Stored records:
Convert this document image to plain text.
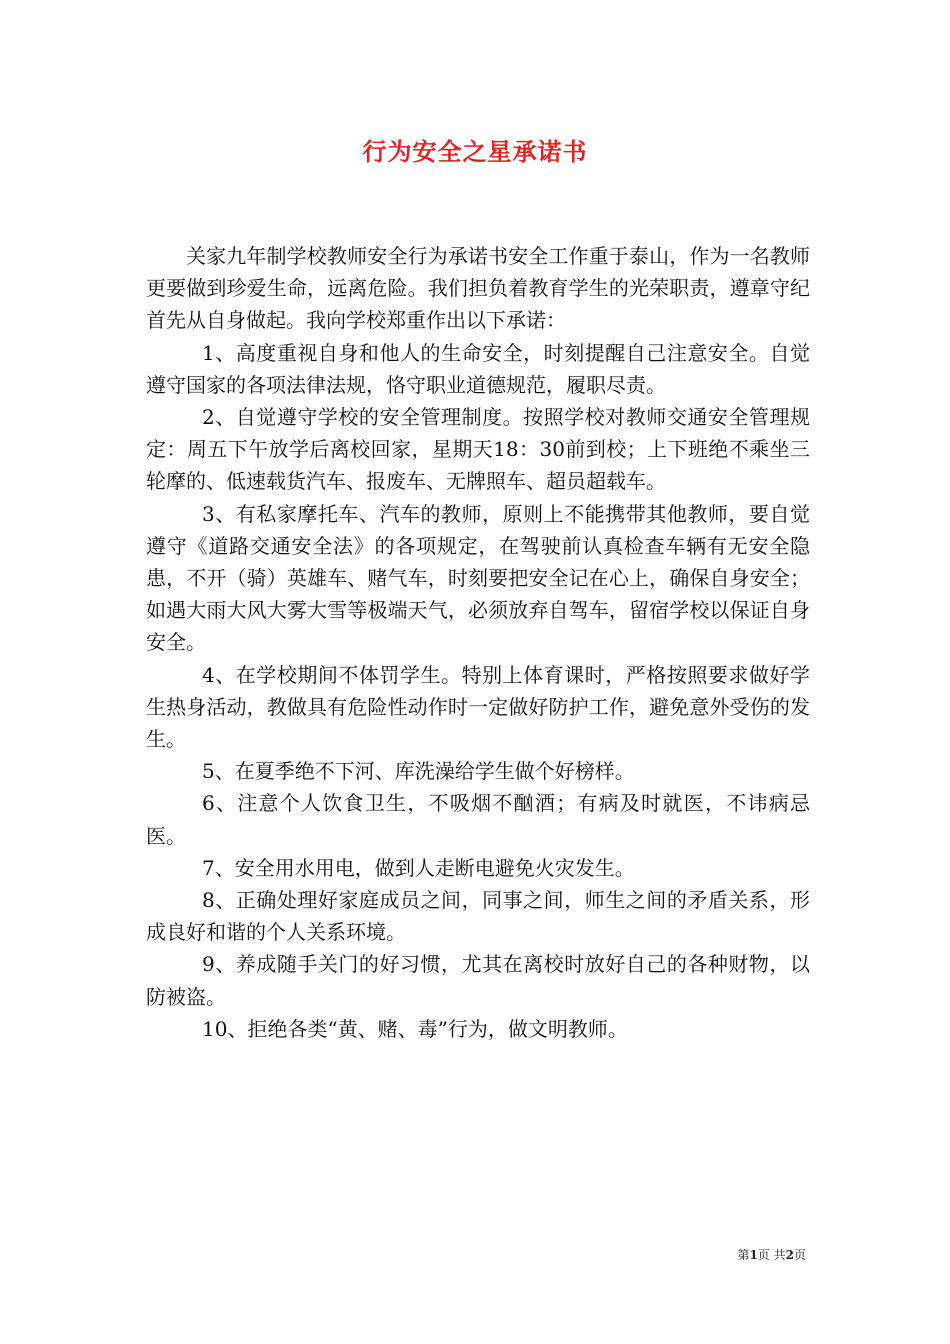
行为安全之星承诺书

关家九年制学校教师安全行为承诺书安全工作重于泰山，作为一名教师更要做到珍爱生命，远离危险。我们担负着教育学生的光荣职责，遵章守纪首先从自身做起。我向学校郑重作出以下承诺：

1、高度重视自身和他人的生命安全，时刻提醒自己注意安全。自觉遵守国家的各项法律法规，恪守职业道德规范，履职尽责。

2、自觉遵守学校的安全管理制度。按照学校对教师交通安全管理规定：周五下午放学后离校回家，星期天18：30前到校；上下班绝不乘坐三轮摩的、低速载货汽车、报废车、无牌照车、超员超载车。

3、有私家摩托车、汽车的教师，原则上不能携带其他教师，要自觉遵守《道路交通安全法》的各项规定，在驾驶前认真检查车辆有无安全隐患，不开（骑）英雄车、赌气车，时刻要把安全记在心上，确保自身安全；如遇大雨大风大雾大雪等极端天气，必须放弃自驾车，留宿学校以保证自身安全。

4、在学校期间不体罚学生。特别上体育课时，严格按照要求做好学生热身活动，教做具有危险性动作时一定做好防护工作，避免意外受伤的发生。

5、在夏季绝不下河、库洗澡给学生做个好榜样。

6、注意个人饮食卫生，不吸烟不酗酒；有病及时就医，不讳病忌医。

7、安全用水用电，做到人走断电避免火灾发生。

8、正确处理好家庭成员之间，同事之间，师生之间的矛盾关系，形成良好和谐的个人关系环境。

9、养成随手关门的好习惯，尤其在离校时放好自己的各种财物，以防被盗。

10、拒绝各类“黄、赌、毒”行为，做文明教师。

第1页 共2页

Direction: Without the pictures, write out the whole listing above exactly as it appears.

Problem solution:
Convert this document image to plain text.
行为安全之星承诺书

关家九年制学校教师安全行为承诺书安全工作重于泰山，作为一名教师更要做到珍爱生命，远离危险。我们担负着教育学生的光荣职责，遵章守纪首先从自身做起。我向学校郑重作出以下承诺：

1、高度重视自身和他人的生命安全，时刻提醒自己注意安全。自觉遵守国家的各项法律法规，恪守职业道德规范，履职尽责。

2、自觉遵守学校的安全管理制度。按照学校对教师交通安全管理规定：周五下午放学后离校回家，星期天18：30前到校；上下班绝不乘坐三轮摩的、低速载货汽车、报废车、无牌照车、超员超载车。

3、有私家摩托车、汽车的教师，原则上不能携带其他教师，要自觉遵守《道路交通安全法》的各项规定，在驾驶前认真检查车辆有无安全隐患，不开（骑）英雄车、赌气车，时刻要把安全记在心上，确保自身安全；如遇大雨大风大雾大雪等极端天气，必须放弃自驾车，留宿学校以保证自身安全。

4、在学校期间不体罚学生。特别上体育课时，严格按照要求做好学生热身活动，教做具有危险性动作时一定做好防护工作，避免意外受伤的发生。

5、在夏季绝不下河、库洗澡给学生做个好榜样。

6、注意个人饮食卫生，不吸烟不酗酒；有病及时就医，不讳病忌医。

7、安全用水用电，做到人走断电避免火灾发生。

8、正确处理好家庭成员之间，同事之间，师生之间的矛盾关系，形成良好和谐的个人关系环境。

9、养成随手关门的好习惯，尤其在离校时放好自己的各种财物，以防被盗。

10、拒绝各类“黄、赌、毒”行为，做文明教师。

第1页 共2页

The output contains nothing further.